Data extracted from a collection.
▼

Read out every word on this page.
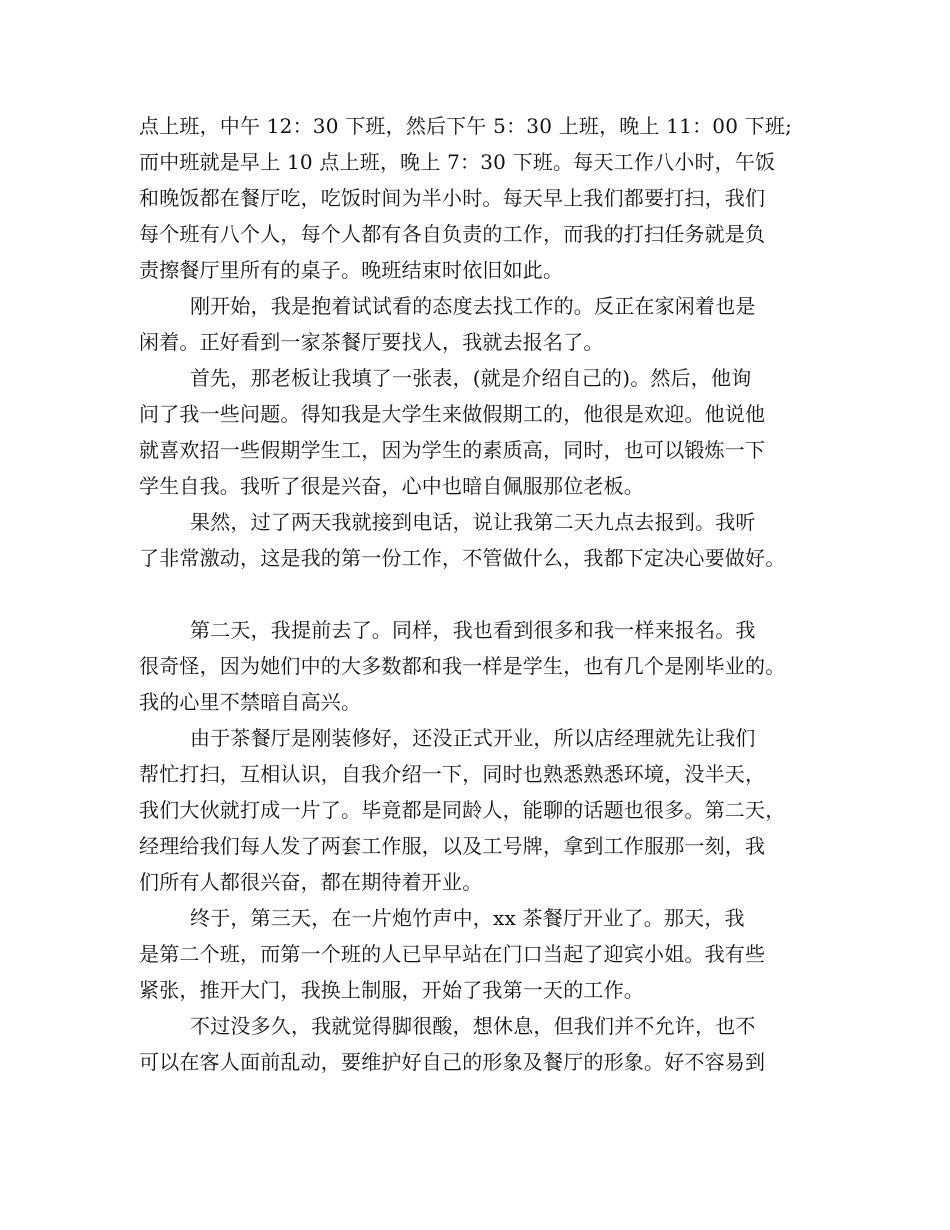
点上班，中午 12：30 下班，然后下午 5：30 上班，晚上 11：00 下班;
而中班就是早上 10 点上班，晚上 7：30 下班。每天工作八小时，午饭
和晚饭都在餐厅吃，吃饭时间为半小时。每天早上我们都要打扫，我们
每个班有八个人，每个人都有各自负责的工作，而我的打扫任务就是负
责擦餐厅里所有的桌子。晚班结束时依旧如此。
刚开始，我是抱着试试看的态度去找工作的。反正在家闲着也是
闲着。正好看到一家茶餐厅要找人，我就去报名了。
首先，那老板让我填了一张表，(就是介绍自己的)。然后，他询
问了我一些问题。得知我是大学生来做假期工的，他很是欢迎。他说他
就喜欢招一些假期学生工，因为学生的素质高，同时，也可以锻炼一下
学生自我。我听了很是兴奋，心中也暗自佩服那位老板。
果然，过了两天我就接到电话，说让我第二天九点去报到。我听
了非常激动，这是我的第一份工作，不管做什么，我都下定决心要做好。
第二天，我提前去了。同样，我也看到很多和我一样来报名。我
很奇怪，因为她们中的大多数都和我一样是学生，也有几个是刚毕业的。
我的心里不禁暗自高兴。
由于茶餐厅是刚装修好，还没正式开业，所以店经理就先让我们
帮忙打扫，互相认识，自我介绍一下，同时也熟悉熟悉环境，没半天，
我们大伙就打成一片了。毕竟都是同龄人，能聊的话题也很多。第二天，
经理给我们每人发了两套工作服，以及工号牌，拿到工作服那一刻，我
们所有人都很兴奋，都在期待着开业。
终于，第三天，在一片炮竹声中，xx 茶餐厅开业了。那天，我
是第二个班，而第一个班的人已早早站在门口当起了迎宾小姐。我有些
紧张，推开大门，我换上制服，开始了我第一天的工作。
不过没多久，我就觉得脚很酸，想休息，但我们并不允许，也不
可以在客人面前乱动，要维护好自己的形象及餐厅的形象。好不容易到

▲

PROBLEM REQUIREMENTS. Reproduce all the records verbatim, excluding images.

ANSWER TO THE PROBLEM.
Read out every word on this page.
点上班，中午 12：30 下班，然后下午 5：30 上班，晚上 11：00 下班;
而中班就是早上 10 点上班，晚上 7：30 下班。每天工作八小时，午饭
和晚饭都在餐厅吃，吃饭时间为半小时。每天早上我们都要打扫，我们
每个班有八个人，每个人都有各自负责的工作，而我的打扫任务就是负
责擦餐厅里所有的桌子。晚班结束时依旧如此。
刚开始，我是抱着试试看的态度去找工作的。反正在家闲着也是
闲着。正好看到一家茶餐厅要找人，我就去报名了。
首先，那老板让我填了一张表，(就是介绍自己的)。然后，他询
问了我一些问题。得知我是大学生来做假期工的，他很是欢迎。他说他
就喜欢招一些假期学生工，因为学生的素质高，同时，也可以锻炼一下
学生自我。我听了很是兴奋，心中也暗自佩服那位老板。
果然，过了两天我就接到电话，说让我第二天九点去报到。我听
了非常激动，这是我的第一份工作，不管做什么，我都下定决心要做好。
第二天，我提前去了。同样，我也看到很多和我一样来报名。我
很奇怪，因为她们中的大多数都和我一样是学生，也有几个是刚毕业的。
我的心里不禁暗自高兴。
由于茶餐厅是刚装修好，还没正式开业，所以店经理就先让我们
帮忙打扫，互相认识，自我介绍一下，同时也熟悉熟悉环境，没半天，
我们大伙就打成一片了。毕竟都是同龄人，能聊的话题也很多。第二天，
经理给我们每人发了两套工作服，以及工号牌，拿到工作服那一刻，我
们所有人都很兴奋，都在期待着开业。
终于，第三天，在一片炮竹声中，xx 茶餐厅开业了。那天，我
是第二个班，而第一个班的人已早早站在门口当起了迎宾小姐。我有些
紧张，推开大门，我换上制服，开始了我第一天的工作。
不过没多久，我就觉得脚很酸，想休息，但我们并不允许，也不
可以在客人面前乱动，要维护好自己的形象及餐厅的形象。好不容易到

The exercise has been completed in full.